WHAT TO PRODUCE:
The records that follow are to be transcribed in full, without their images.

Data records
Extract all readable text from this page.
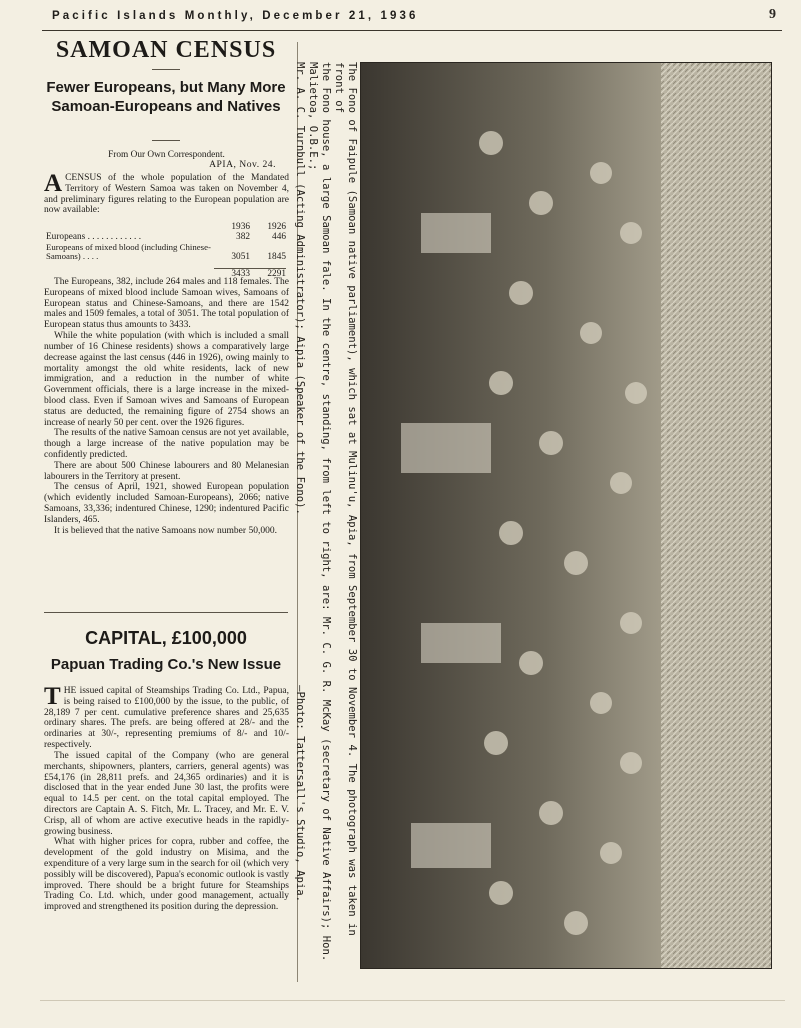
Pacific Islands Monthly, December 21, 1936	9
SAMOAN CENSUS
Fewer Europeans, but Many More Samoan-Europeans and Natives
From Our Own Correspondent.
APIA, Nov. 24.

ACENSUS of the whole population of the Mandated Territory of Western Samoa was taken on November 4, and preliminary figures relating to the European population are now available:

1936	1926
Europeans . . . . . . . . . . . .	382	446
Europeans of mixed blood (including Chinese-Samoans) . . . .	3051	1845
3433	2291

The Europeans, 382, include 264 males and 118 females. The Europeans of mixed blood include Samoan wives, Samoans of European status and Chinese-Samoans, and there are 1542 males and 1509 females, a total of 3051. The total population of European status thus amounts to 3433.

While the white population (with which is included a small number of 16 Chinese residents) shows a comparatively large decrease against the last census (446 in 1926), owing mainly to mortality amongst the old white residents, lack of new immigration, and a reduction in the number of white Government officials, there is a large increase in the mixed-blood class. Even if Samoan wives and Samoans of European status are deducted, the remaining figure of 2754 shows an increase of nearly 50 per cent. over the 1926 figures.

The results of the native Samoan census are not yet available, though a large increase of the native population may be confidently predicted.

There are about 500 Chinese labourers and 80 Melanesian labourers in the Territory at present.

The census of April, 1921, showed European population (which evidently included Samoan-Europeans), 2066; native Samoans, 33,336; indentured Chinese, 1290; indentured Pacific Islanders, 465.

It is believed that the native Samoans now number 50,000.

CAPITAL, £100,000
Papuan Trading Co.'s New Issue

THE issued capital of Steamships Trading Co. Ltd., Papua, is being raised to £100,000 by the issue, to the public, of 28,189 7 per cent. cumulative preference shares and 25,635 ordinary shares. The prefs. are being offered at 28/- and the ordinaries at 30/-, representing premiums of 8/- and 10/- respectively.

The issued capital of the Company (who are general merchants, shipowners, planters, carriers, general agents) was £54,176 (in 28,811 prefs. and 24,365 ordinaries) and it is disclosed that in the year ended June 30 last, the profits were equal to 14.5 per cent. on the total capital employed. The directors are Captain A. S. Fitch, Mr. L. Tracey, and Mr. E. V. Crisp, all of whom are active executive heads in the rapidly-growing business.

What with higher prices for copra, rubber and coffee, the development of the gold industry on Misima, and the expenditure of a very large sum in the search for oil (which very possibly will be discovered), Papua's economic outlook is vastly improved. There should be a bright future for Steamships Trading Co. Ltd. which, under good management, actually improved and strengthened its position during the depression.	The Fono of Faipule (Samoan native parliament), which sat at Mulinu'u, Apia, from September 30 to November 4. The photograph was taken in front of
the Fono house, a large Samoan fale. In the centre, standing, from left to right, are: Mr. C. G. R. McKay (secretary of Native Affairs); Hon. Malietoa, O.B.E.;
Mr. A. C. Turnbull (Acting Administrator); Aipia (Speaker of the Fono).
—Photo: Tattersall's Studio, Apia.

EXERCISE RESPONSE:
Extract all readable text from this page.
Pacific Islands Monthly, December 21, 1936	9
SAMOAN CENSUS
Fewer Europeans, but Many More Samoan-Europeans and Natives
From Our Own Correspondent.
APIA, Nov. 24.

ACENSUS of the whole population of the Mandated Territory of Western Samoa was taken on November 4, and preliminary figures relating to the European population are now available:

1936	1926
Europeans . . . . . . . . . . . .	382	446
Europeans of mixed blood (including Chinese-Samoans) . . . .	3051	1845
3433	2291

The Europeans, 382, include 264 males and 118 females. The Europeans of mixed blood include Samoan wives, Samoans of European status and Chinese-Samoans, and there are 1542 males and 1509 females, a total of 3051. The total population of European status thus amounts to 3433.

While the white population (with which is included a small number of 16 Chinese residents) shows a comparatively large decrease against the last census (446 in 1926), owing mainly to mortality amongst the old white residents, lack of new immigration, and a reduction in the number of white Government officials, there is a large increase in the mixed-blood class. Even if Samoan wives and Samoans of European status are deducted, the remaining figure of 2754 shows an increase of nearly 50 per cent. over the 1926 figures.

The results of the native Samoan census are not yet available, though a large increase of the native population may be confidently predicted.

There are about 500 Chinese labourers and 80 Melanesian labourers in the Territory at present.

The census of April, 1921, showed European population (which evidently included Samoan-Europeans), 2066; native Samoans, 33,336; indentured Chinese, 1290; indentured Pacific Islanders, 465.

It is believed that the native Samoans now number 50,000.

CAPITAL, £100,000
Papuan Trading Co.'s New Issue

THE issued capital of Steamships Trading Co. Ltd., Papua, is being raised to £100,000 by the issue, to the public, of 28,189 7 per cent. cumulative preference shares and 25,635 ordinary shares. The prefs. are being offered at 28/- and the ordinaries at 30/-, representing premiums of 8/- and 10/- respectively.

The issued capital of the Company (who are general merchants, shipowners, planters, carriers, general agents) was £54,176 (in 28,811 prefs. and 24,365 ordinaries) and it is disclosed that in the year ended June 30 last, the profits were equal to 14.5 per cent. on the total capital employed. The directors are Captain A. S. Fitch, Mr. L. Tracey, and Mr. E. V. Crisp, all of whom are active executive heads in the rapidly-growing business.

What with higher prices for copra, rubber and coffee, the development of the gold industry on Misima, and the expenditure of a very large sum in the search for oil (which very possibly will be discovered), Papua's economic outlook is vastly improved. There should be a bright future for Steamships Trading Co. Ltd. which, under good management, actually improved and strengthened its position during the depression.	The Fono of Faipule (Samoan native parliament), which sat at Mulinu'u, Apia, from September 30 to November 4. The photograph was taken in front of
the Fono house, a large Samoan fale. In the centre, standing, from left to right, are: Mr. C. G. R. McKay (secretary of Native Affairs); Hon. Malietoa, O.B.E.;
Mr. A. C. Turnbull (Acting Administrator); Aipia (Speaker of the Fono).
—Photo: Tattersall's Studio, Apia.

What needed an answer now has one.